Prompt →
Return each line of the listing that contains the string "text".

## begin Record list

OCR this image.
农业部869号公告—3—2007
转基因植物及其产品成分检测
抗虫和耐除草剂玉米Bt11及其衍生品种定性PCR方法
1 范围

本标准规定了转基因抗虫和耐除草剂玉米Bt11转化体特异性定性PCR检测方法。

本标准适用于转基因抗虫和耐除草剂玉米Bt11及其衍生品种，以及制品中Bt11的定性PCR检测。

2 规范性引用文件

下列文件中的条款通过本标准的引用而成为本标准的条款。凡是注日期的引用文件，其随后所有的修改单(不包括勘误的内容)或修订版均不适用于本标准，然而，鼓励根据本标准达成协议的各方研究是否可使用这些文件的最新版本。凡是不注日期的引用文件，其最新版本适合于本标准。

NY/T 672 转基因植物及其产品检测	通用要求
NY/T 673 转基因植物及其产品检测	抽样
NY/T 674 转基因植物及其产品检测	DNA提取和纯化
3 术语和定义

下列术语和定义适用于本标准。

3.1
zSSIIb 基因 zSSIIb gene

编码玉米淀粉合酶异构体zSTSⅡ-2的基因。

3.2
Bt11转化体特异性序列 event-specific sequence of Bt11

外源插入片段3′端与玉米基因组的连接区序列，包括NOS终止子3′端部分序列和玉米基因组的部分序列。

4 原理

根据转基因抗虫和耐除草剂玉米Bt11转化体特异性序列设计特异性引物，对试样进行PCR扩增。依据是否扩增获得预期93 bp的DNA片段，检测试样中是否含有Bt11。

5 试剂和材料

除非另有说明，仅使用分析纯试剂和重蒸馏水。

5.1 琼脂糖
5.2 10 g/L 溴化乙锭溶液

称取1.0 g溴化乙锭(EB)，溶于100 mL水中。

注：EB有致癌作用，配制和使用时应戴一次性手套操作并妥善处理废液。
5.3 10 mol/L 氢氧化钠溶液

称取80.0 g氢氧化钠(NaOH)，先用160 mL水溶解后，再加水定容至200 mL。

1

## end Record list
## begin Record list

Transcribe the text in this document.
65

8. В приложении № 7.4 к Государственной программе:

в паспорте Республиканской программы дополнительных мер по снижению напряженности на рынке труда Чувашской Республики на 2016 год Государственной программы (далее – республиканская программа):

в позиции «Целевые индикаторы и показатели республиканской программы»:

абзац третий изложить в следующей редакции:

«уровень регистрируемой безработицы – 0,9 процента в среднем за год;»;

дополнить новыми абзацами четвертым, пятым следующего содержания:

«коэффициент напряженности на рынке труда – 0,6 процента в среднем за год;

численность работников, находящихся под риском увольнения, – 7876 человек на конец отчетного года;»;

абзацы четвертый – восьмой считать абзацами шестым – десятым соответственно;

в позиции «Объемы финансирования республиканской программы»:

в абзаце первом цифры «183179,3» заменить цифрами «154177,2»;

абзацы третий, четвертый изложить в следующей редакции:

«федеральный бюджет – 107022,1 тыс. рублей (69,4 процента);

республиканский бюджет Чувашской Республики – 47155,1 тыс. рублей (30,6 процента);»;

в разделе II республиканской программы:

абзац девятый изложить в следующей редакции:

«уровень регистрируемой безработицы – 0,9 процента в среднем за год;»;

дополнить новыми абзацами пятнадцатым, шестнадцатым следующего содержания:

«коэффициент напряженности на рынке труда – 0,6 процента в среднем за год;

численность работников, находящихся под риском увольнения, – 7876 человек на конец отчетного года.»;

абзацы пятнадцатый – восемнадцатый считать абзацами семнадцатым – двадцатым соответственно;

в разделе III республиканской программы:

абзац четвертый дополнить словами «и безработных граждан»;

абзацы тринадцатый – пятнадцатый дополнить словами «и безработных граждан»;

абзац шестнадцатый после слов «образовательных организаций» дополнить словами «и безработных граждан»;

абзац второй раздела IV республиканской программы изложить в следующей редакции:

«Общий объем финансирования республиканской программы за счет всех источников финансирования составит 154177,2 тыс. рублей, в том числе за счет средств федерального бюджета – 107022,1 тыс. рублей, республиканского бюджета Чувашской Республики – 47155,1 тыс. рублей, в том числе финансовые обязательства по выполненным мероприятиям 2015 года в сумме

## end Record list
## begin Record list

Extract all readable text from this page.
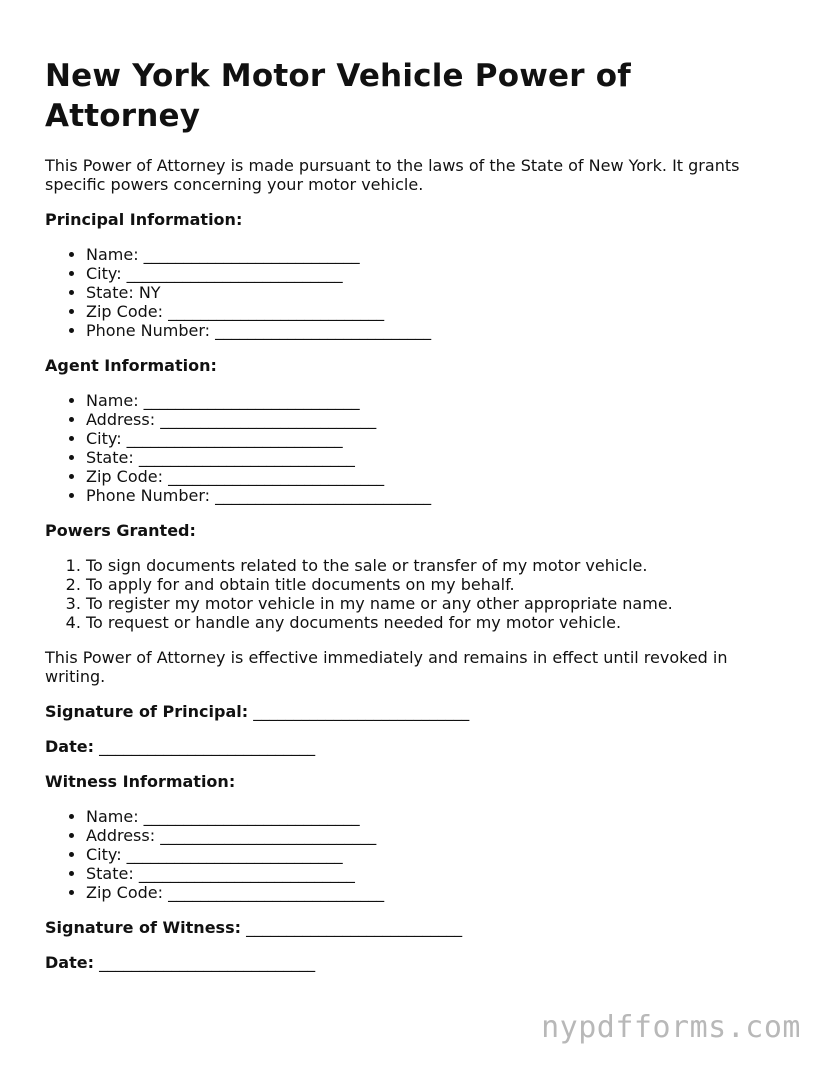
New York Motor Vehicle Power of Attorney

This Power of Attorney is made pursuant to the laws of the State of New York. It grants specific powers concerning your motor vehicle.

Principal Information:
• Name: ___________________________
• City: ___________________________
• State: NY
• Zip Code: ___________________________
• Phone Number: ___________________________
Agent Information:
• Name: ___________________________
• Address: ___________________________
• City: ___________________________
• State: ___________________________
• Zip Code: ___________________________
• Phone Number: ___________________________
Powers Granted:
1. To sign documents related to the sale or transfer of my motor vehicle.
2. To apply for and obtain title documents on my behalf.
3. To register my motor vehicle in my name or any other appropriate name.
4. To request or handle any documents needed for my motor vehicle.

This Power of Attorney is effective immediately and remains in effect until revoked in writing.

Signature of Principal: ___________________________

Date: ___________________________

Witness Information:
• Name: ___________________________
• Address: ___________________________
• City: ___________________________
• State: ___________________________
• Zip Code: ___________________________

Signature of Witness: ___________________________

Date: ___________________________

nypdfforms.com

## end Record list

Task result →
Transcribe the text in this document.
Extract all readable text from this page.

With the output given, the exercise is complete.